GIVEN INSTRUCTION:
Every record below should be written out exactly; pictures stay out.

-- RECORD EXCERPTS start --

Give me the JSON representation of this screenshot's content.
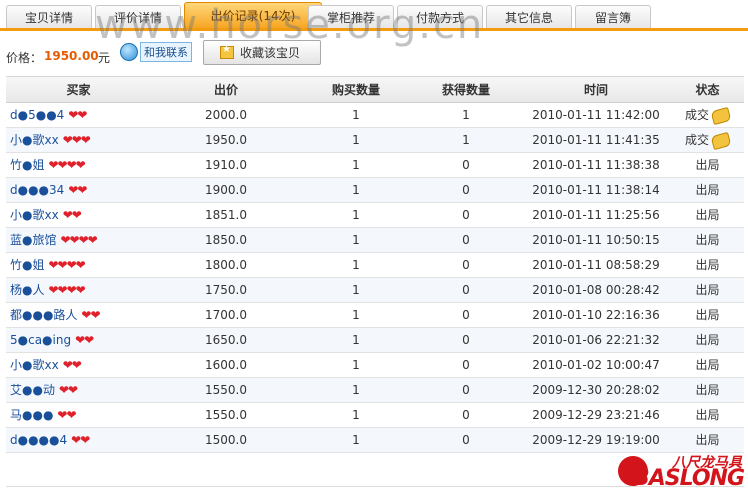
{
  "tabs": [
    {
      "label": "宝贝详情"
    },
    {
      "label": "评价详情"
    },
    {
      "label": "出价记录(14次)"
    },
    {
      "label": "掌柜推荐"
    },
    {
      "label": "付款方式"
    },
    {
      "label": "其它信息"
    },
    {
      "label": "留言簿"
    }
  ],
  "watermark": "www.horse.org.cn",
  "price": {
    "label": "价格：",
    "value": "1950.00",
    "unit": "元"
  },
  "contact_label": "和我联系",
  "favorite_label": "收藏该宝贝",
  "table": {
    "headers": [
      "买家",
      "出价",
      "购买数量",
      "获得数量",
      "时间",
      "状态"
    ],
    "rows": [
      {
        "buyer": "d●5●●4",
        "price": "2000.0",
        "qty": "1",
        "got": "1",
        "time": "2010-01-11 11:42:00",
        "status": "成交"
      },
      {
        "buyer": "小●歌xx",
        "price": "1950.0",
        "qty": "1",
        "got": "1",
        "time": "2010-01-11 11:41:35",
        "status": "成交"
      },
      {
        "buyer": "竹●姐",
        "price": "1910.0",
        "qty": "1",
        "got": "0",
        "time": "2010-01-11 11:38:38",
        "status": "出局"
      },
      {
        "buyer": "d●●●34",
        "price": "1900.0",
        "qty": "1",
        "got": "0",
        "time": "2010-01-11 11:38:14",
        "status": "出局"
      },
      {
        "buyer": "小●歌xx",
        "price": "1851.0",
        "qty": "1",
        "got": "0",
        "time": "2010-01-11 11:25:56",
        "status": "出局"
      },
      {
        "buyer": "蓝●旅馆",
        "price": "1850.0",
        "qty": "1",
        "got": "0",
        "time": "2010-01-11 10:50:15",
        "status": "出局"
      },
      {
        "buyer": "竹●姐",
        "price": "1800.0",
        "qty": "1",
        "got": "0",
        "time": "2010-01-11 08:58:29",
        "status": "出局"
      },
      {
        "buyer": "杨●人",
        "price": "1750.0",
        "qty": "1",
        "got": "0",
        "time": "2010-01-08 00:28:42",
        "status": "出局"
      },
      {
        "buyer": "都●●●路人",
        "price": "1700.0",
        "qty": "1",
        "got": "0",
        "time": "2010-01-10 22:16:36",
        "status": "出局"
      },
      {
        "buyer": "5●ca●ing",
        "price": "1650.0",
        "qty": "1",
        "got": "0",
        "time": "2010-01-06 22:21:32",
        "status": "出局"
      },
      {
        "buyer": "小●歌xx",
        "price": "1600.0",
        "qty": "1",
        "got": "0",
        "time": "2010-01-02 10:00:47",
        "status": "出局"
      },
      {
        "buyer": "艾●●动",
        "price": "1550.0",
        "qty": "1",
        "got": "0",
        "time": "2009-12-30 20:28:02",
        "status": "出局"
      },
      {
        "buyer": "马●●●",
        "price": "1550.0",
        "qty": "1",
        "got": "0",
        "time": "2009-12-29 23:21:46",
        "status": "出局"
      },
      {
        "buyer": "d●●●●4",
        "price": "1500.0",
        "qty": "1",
        "got": "0",
        "time": "2009-12-29 19:19:00",
        "status": "出局"
      }
    ]
  },
  "logo": {
    "cn": "八尺龙马具",
    "en": "BASLONG"
  },
  "colors": {
    "accent": "#f39c12",
    "price": "#e65c00",
    "link": "#1a4f9a",
    "heart": "#e0202a",
    "logo": "#d4141b"
  }
}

-- RECORD EXCERPTS end --

WRITTEN SOLUTION:
Give me the JSON representation of this screenshot's content.
{
  "tabs": [
    {
      "label": "宝贝详情"
    },
    {
      "label": "评价详情"
    },
    {
      "label": "出价记录(14次)"
    },
    {
      "label": "掌柜推荐"
    },
    {
      "label": "付款方式"
    },
    {
      "label": "其它信息"
    },
    {
      "label": "留言簿"
    }
  ],
  "watermark": "www.horse.org.cn",
  "price": {
    "label": "价格：",
    "value": "1950.00",
    "unit": "元"
  },
  "contact_label": "和我联系",
  "favorite_label": "收藏该宝贝",
  "table": {
    "headers": [
      "买家",
      "出价",
      "购买数量",
      "获得数量",
      "时间",
      "状态"
    ],
    "rows": [
      {
        "buyer": "d●5●●4",
        "price": "2000.0",
        "qty": "1",
        "got": "1",
        "time": "2010-01-11 11:42:00",
        "status": "成交"
      },
      {
        "buyer": "小●歌xx",
        "price": "1950.0",
        "qty": "1",
        "got": "1",
        "time": "2010-01-11 11:41:35",
        "status": "成交"
      },
      {
        "buyer": "竹●姐",
        "price": "1910.0",
        "qty": "1",
        "got": "0",
        "time": "2010-01-11 11:38:38",
        "status": "出局"
      },
      {
        "buyer": "d●●●34",
        "price": "1900.0",
        "qty": "1",
        "got": "0",
        "time": "2010-01-11 11:38:14",
        "status": "出局"
      },
      {
        "buyer": "小●歌xx",
        "price": "1851.0",
        "qty": "1",
        "got": "0",
        "time": "2010-01-11 11:25:56",
        "status": "出局"
      },
      {
        "buyer": "蓝●旅馆",
        "price": "1850.0",
        "qty": "1",
        "got": "0",
        "time": "2010-01-11 10:50:15",
        "status": "出局"
      },
      {
        "buyer": "竹●姐",
        "price": "1800.0",
        "qty": "1",
        "got": "0",
        "time": "2010-01-11 08:58:29",
        "status": "出局"
      },
      {
        "buyer": "杨●人",
        "price": "1750.0",
        "qty": "1",
        "got": "0",
        "time": "2010-01-08 00:28:42",
        "status": "出局"
      },
      {
        "buyer": "都●●●路人",
        "price": "1700.0",
        "qty": "1",
        "got": "0",
        "time": "2010-01-10 22:16:36",
        "status": "出局"
      },
      {
        "buyer": "5●ca●ing",
        "price": "1650.0",
        "qty": "1",
        "got": "0",
        "time": "2010-01-06 22:21:32",
        "status": "出局"
      },
      {
        "buyer": "小●歌xx",
        "price": "1600.0",
        "qty": "1",
        "got": "0",
        "time": "2010-01-02 10:00:47",
        "status": "出局"
      },
      {
        "buyer": "艾●●动",
        "price": "1550.0",
        "qty": "1",
        "got": "0",
        "time": "2009-12-30 20:28:02",
        "status": "出局"
      },
      {
        "buyer": "马●●●",
        "price": "1550.0",
        "qty": "1",
        "got": "0",
        "time": "2009-12-29 23:21:46",
        "status": "出局"
      },
      {
        "buyer": "d●●●●4",
        "price": "1500.0",
        "qty": "1",
        "got": "0",
        "time": "2009-12-29 19:19:00",
        "status": "出局"
      }
    ]
  },
  "logo": {
    "cn": "八尺龙马具",
    "en": "BASLONG"
  },
  "colors": {
    "accent": "#f39c12",
    "price": "#e65c00",
    "link": "#1a4f9a",
    "heart": "#e0202a",
    "logo": "#d4141b"
  }
}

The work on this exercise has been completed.